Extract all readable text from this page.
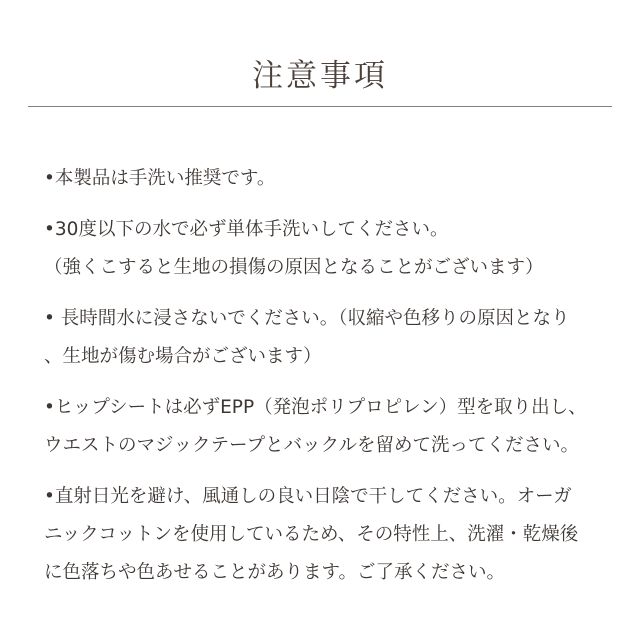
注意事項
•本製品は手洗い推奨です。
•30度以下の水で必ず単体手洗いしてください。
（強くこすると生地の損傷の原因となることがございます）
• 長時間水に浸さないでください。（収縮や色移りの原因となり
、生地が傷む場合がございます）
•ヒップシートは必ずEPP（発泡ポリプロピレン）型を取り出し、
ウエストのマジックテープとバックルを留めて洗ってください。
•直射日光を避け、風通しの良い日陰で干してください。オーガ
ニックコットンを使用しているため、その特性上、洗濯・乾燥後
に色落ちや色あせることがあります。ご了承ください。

...

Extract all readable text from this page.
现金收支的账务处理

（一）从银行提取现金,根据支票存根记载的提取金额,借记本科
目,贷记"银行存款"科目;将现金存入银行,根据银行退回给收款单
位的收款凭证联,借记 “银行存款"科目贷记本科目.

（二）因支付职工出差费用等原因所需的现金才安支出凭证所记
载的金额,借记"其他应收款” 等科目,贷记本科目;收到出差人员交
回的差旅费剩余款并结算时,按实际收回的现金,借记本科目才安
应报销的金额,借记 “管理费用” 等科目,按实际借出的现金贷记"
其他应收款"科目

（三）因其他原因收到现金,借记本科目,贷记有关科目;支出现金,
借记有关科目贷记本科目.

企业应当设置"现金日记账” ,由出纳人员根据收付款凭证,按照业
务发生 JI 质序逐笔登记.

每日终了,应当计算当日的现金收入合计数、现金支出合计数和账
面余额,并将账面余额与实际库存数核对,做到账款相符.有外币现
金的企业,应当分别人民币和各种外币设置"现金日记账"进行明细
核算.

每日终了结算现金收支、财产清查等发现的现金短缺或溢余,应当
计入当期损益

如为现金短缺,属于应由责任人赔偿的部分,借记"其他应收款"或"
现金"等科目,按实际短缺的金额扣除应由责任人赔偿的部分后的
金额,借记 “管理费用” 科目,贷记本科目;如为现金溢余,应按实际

...

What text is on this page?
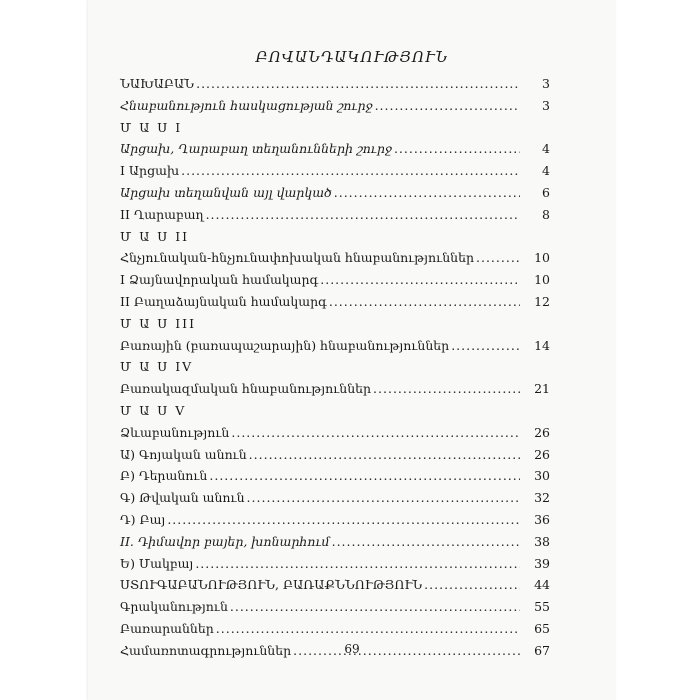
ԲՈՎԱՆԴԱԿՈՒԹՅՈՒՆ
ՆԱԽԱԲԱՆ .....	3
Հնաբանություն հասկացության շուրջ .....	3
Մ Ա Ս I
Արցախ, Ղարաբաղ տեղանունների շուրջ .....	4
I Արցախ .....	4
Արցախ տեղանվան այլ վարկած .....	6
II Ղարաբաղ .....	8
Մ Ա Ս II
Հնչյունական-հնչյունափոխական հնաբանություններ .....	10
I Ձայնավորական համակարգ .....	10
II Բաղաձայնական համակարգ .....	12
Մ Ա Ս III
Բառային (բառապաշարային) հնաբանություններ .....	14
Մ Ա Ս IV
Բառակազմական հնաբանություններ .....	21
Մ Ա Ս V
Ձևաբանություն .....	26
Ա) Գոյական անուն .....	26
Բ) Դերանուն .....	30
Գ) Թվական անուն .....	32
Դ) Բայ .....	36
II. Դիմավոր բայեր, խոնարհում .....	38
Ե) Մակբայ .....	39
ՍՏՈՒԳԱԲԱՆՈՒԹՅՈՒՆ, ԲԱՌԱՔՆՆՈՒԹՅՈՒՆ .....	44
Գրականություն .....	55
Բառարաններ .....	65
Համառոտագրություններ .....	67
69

Exercise>
Your task is to pick out every line with the string "հնաբանություններ" and copy it.

Result of this task>
Հնչյունական-հնչյունափոխական հնաբանություններ .....	10
Բառային (բառապաշարային) հնաբանություններ .....	14
Բառակազմական հնաբանություններ .....	21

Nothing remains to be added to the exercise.